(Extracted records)
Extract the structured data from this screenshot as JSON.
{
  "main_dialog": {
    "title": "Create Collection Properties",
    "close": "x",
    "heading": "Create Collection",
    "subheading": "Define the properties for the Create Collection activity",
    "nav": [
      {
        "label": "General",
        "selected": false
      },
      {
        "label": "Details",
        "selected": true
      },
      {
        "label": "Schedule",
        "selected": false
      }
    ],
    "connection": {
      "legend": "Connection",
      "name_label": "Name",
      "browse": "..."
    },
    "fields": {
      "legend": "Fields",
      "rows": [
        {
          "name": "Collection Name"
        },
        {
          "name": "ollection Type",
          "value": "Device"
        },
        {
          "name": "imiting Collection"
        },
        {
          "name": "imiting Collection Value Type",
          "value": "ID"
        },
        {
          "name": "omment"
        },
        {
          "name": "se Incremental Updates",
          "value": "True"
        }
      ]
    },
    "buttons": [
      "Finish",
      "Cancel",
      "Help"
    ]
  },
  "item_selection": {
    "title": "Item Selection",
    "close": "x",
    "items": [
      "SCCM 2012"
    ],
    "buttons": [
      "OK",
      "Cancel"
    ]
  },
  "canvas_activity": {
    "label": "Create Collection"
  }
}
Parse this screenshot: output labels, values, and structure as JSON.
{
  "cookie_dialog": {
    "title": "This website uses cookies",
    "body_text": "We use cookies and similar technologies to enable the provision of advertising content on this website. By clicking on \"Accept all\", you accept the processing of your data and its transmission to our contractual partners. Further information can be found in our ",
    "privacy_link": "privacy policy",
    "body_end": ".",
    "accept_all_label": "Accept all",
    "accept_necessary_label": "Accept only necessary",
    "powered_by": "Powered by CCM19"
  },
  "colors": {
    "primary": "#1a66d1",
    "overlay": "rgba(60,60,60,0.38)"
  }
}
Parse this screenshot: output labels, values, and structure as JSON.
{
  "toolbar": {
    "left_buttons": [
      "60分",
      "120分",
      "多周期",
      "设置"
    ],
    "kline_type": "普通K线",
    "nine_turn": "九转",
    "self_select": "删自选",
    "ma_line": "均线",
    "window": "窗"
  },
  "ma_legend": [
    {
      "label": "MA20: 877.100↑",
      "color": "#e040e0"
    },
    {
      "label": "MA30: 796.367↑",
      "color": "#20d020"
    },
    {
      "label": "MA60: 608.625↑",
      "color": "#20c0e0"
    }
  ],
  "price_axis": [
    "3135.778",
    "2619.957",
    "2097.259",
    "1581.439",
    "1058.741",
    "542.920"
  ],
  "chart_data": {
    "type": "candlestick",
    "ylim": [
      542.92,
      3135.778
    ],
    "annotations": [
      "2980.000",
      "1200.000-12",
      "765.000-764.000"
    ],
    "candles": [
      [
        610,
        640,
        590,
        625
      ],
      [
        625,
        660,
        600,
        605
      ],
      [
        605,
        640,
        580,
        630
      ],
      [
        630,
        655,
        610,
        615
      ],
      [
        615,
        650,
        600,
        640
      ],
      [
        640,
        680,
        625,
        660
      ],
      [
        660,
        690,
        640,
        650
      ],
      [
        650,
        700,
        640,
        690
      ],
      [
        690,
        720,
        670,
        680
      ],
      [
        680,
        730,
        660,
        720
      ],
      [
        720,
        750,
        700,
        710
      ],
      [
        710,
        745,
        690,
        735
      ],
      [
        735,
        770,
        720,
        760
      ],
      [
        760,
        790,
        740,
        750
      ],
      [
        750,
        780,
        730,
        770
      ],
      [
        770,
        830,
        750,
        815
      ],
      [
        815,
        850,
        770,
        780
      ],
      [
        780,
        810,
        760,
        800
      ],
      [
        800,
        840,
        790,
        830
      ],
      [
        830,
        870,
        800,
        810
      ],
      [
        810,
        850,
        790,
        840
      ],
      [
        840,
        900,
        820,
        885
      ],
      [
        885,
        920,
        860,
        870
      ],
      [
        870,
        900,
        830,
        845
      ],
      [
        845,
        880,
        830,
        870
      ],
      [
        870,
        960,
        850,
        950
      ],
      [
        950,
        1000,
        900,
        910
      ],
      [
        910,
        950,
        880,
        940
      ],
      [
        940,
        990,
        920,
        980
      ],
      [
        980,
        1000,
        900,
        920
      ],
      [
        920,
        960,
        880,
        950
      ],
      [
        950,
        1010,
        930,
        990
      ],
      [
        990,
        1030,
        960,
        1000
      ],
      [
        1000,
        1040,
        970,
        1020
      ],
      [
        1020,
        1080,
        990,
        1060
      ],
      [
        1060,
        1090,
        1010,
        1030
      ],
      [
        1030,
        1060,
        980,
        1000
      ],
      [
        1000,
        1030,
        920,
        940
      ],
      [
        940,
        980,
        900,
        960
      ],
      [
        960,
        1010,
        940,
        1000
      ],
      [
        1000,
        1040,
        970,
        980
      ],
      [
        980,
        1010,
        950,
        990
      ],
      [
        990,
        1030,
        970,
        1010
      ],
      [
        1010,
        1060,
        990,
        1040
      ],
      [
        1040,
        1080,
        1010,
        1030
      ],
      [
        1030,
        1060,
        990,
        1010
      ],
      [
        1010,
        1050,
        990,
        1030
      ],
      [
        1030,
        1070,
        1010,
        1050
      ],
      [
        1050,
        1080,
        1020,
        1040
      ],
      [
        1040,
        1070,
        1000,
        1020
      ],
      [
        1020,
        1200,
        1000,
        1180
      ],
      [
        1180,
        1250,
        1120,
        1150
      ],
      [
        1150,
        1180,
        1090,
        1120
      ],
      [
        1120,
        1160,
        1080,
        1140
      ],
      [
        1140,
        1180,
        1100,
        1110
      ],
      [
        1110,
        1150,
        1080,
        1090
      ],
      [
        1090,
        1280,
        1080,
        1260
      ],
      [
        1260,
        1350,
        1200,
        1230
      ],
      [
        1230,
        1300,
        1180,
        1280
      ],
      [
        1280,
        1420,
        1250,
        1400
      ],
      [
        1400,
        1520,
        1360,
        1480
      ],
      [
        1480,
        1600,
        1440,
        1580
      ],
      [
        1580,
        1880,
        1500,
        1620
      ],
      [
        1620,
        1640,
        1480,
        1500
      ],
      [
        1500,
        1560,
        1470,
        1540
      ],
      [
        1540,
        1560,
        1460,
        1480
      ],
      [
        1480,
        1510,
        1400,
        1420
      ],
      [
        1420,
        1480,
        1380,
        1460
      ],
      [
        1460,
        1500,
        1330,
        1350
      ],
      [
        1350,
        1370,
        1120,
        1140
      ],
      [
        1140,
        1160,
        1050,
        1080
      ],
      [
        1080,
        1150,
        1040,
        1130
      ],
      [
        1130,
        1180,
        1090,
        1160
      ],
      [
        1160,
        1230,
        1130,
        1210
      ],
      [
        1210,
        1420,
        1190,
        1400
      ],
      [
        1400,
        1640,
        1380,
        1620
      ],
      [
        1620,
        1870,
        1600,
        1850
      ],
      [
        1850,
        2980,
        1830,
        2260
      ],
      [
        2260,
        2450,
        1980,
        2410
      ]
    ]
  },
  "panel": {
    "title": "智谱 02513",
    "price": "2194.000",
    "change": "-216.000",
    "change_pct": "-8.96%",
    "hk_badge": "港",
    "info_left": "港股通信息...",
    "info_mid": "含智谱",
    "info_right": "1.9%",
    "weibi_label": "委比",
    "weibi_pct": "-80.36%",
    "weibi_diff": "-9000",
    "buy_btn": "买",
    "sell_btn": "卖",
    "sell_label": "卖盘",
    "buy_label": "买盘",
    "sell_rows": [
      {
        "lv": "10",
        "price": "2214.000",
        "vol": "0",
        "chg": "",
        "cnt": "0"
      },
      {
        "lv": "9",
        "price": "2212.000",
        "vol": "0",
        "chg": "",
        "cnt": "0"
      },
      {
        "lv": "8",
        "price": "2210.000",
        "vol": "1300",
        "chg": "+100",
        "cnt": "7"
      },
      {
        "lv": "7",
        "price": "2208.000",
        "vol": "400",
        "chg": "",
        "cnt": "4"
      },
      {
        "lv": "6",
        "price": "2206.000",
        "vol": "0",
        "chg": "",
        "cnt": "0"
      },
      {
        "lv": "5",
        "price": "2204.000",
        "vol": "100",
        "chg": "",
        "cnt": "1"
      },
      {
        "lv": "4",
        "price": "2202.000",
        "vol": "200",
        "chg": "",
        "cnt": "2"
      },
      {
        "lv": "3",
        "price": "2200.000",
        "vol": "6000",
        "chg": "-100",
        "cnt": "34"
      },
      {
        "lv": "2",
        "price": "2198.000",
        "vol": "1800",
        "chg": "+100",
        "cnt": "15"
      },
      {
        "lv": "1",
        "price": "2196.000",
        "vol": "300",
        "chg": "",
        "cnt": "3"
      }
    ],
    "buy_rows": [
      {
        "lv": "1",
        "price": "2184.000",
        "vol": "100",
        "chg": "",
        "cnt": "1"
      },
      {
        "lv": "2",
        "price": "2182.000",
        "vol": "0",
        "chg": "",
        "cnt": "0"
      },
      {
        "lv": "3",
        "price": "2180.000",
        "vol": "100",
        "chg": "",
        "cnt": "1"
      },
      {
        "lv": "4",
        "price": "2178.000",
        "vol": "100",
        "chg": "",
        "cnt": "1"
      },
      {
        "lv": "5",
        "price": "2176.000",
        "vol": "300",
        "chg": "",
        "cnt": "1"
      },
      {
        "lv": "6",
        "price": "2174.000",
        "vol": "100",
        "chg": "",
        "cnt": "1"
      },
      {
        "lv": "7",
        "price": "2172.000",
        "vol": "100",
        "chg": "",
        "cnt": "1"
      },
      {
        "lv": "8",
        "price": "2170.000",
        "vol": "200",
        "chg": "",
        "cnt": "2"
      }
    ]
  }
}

Your instructions: Check each line of the entries above for the word "imiting". List the ones that have it.

Result of the task:
          "name": "imiting Collection"
          "name": "imiting Collection Value Type",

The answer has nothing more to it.